Copy the lines below verbatim, but only from the line containing "Read this page and output its text content." through the end of the data.

************

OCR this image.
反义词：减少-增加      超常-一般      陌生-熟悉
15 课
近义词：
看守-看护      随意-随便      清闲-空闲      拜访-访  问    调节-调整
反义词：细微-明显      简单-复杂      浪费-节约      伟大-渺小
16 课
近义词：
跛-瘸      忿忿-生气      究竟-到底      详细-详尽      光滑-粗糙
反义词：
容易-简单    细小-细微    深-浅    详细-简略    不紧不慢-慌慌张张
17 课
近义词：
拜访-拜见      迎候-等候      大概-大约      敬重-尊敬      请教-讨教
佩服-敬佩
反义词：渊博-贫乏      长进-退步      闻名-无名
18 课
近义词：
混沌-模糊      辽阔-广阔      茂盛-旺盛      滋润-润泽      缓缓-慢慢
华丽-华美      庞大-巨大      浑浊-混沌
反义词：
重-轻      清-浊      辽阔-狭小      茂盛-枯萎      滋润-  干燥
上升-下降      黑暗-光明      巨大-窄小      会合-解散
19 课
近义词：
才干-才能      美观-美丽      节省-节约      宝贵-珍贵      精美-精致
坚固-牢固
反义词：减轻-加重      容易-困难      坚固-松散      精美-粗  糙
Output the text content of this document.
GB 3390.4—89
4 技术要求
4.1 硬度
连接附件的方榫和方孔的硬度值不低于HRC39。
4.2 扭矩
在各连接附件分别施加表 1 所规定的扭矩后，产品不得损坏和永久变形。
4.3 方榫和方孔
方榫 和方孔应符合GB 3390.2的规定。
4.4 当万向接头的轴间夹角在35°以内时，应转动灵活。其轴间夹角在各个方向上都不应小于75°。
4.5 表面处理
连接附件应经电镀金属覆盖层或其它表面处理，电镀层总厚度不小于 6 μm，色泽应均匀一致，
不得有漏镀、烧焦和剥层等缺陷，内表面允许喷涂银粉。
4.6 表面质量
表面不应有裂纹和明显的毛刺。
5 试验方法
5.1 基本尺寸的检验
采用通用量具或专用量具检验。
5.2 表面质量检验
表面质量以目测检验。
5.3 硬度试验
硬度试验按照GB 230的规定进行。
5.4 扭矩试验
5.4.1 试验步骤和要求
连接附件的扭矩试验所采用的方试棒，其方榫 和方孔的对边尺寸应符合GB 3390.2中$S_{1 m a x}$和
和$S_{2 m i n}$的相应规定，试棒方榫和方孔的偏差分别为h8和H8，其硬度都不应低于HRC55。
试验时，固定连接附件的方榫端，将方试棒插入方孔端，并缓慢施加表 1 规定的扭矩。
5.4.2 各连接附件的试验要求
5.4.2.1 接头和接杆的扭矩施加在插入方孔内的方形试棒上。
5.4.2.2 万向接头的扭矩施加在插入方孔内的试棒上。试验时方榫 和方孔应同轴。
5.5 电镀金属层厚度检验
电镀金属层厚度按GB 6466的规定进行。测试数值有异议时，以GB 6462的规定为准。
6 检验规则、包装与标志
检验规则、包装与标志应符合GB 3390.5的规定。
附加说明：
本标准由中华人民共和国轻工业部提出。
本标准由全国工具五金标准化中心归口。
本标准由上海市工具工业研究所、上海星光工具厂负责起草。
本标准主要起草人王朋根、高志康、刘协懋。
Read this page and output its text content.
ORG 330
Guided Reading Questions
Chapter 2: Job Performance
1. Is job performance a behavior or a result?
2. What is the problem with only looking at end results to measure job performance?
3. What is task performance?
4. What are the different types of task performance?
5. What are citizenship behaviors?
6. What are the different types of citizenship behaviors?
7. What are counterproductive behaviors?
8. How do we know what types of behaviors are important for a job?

************

Answer to this problem —
Read this page and output its text content.
ORG 330
Guided Reading Questions
Chapter 2: Job Performance
1. Is job performance a behavior or a result?
2. What is the problem with only looking at end results to measure job performance?
3. What is task performance?
4. What are the different types of task performance?
5. What are citizenship behaviors?
6. What are the different types of citizenship behaviors?
7. What are counterproductive behaviors?
8. How do we know what types of behaviors are important for a job?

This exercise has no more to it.